**ИСХОДНЫЙ ТЕКСТ**

+++

Александр Николюкин - Литературоведческий журнал № 29: Материалы XII Международных научных чтений памяти Н. Ф. Фёдорова Страница 4
Александр Николюкин - Литературоведческий журнал № 29: Материалы XII Международных научных чтений памяти Н. Ф. Фёдорова читать онлайн бесплатно
Именно Фёдоров в своем «учении о воскрешении как воле Божией, а деле человеческом» поставил задачу соделать общее всем людям земли зло – смерть – предметом самого тщательного изучения, постепенного потеснения ее зловеще-царственных прав, вплоть до полного ее истребления. При этом в это «всеобщее дело» (единственное способное, хотя бы теоретически пока, объединить – без обычных разделений и фрагментаций, наши-ваши, за-против – весь род людской, поголовно смертный) заглавной частью входит все то, что касается восстановления уже умерших. Это и воспитание чувства любви к отцам и матерям, к нашим предкам, долга перед ушедшими поколениями, которые дали нам всё, от жизни до средств к ней, в виде всех цивилизационных достижений, и исследование посмертного состояния, научный поиск методик преображенного восстановления (некоторые из них сам Фёдоров промыслительно набросал как плод своей вещей интуиции).

+++

**ДАННЫЕ**

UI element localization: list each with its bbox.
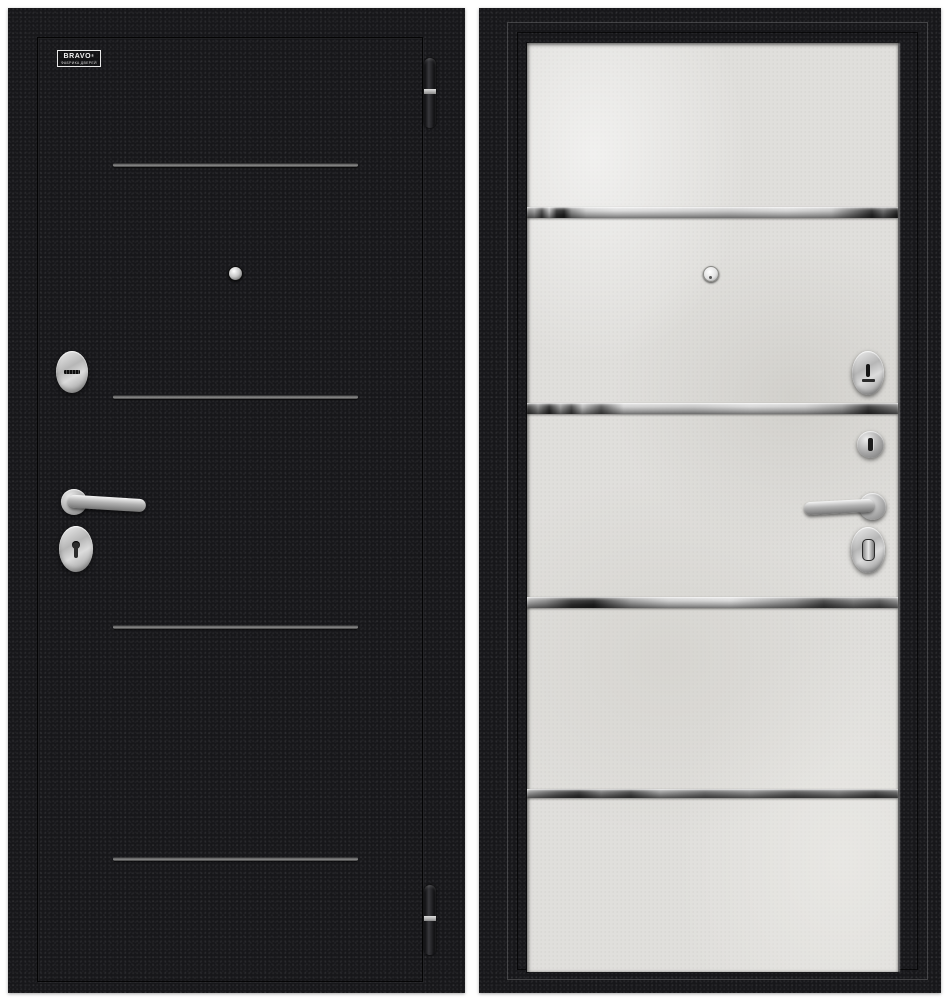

+++

**ЧТО СДЕЛАТЬ**
1 > Перечислите по отрывку о Фёдорове все шаги, которыми он предлагал действовать в отношении смерти.
2 > Что, согласно отрывку о Фёдорове, входит в «всеобщее дело» заглавной частью?
3 > Изложите отрывок о Фёдорове в двух предложениях.
Отвечайте, опираясь только на отрывок.

**ОТВЕТЫ**
1 >
- Сделать смерть предметом самого тщательного изучения.
- Постепенно теснить ее «зловеще-царственные права».
- Полностью ее истребить.

2 > Всё, что касается восстановления уже умерших.

3 > Фёдоров в учении о воскрешении поставил задачу изучать смерть как общее для всех людей зло, постепенно теснить ее и в итоге полностью истребить. Главная часть этого «всеобщего дела» — восстановление умерших: воспитание любви к предкам и долга перед ушедшими поколениями, исследование посмертного состояния и научный поиск методик преображенного восстановления.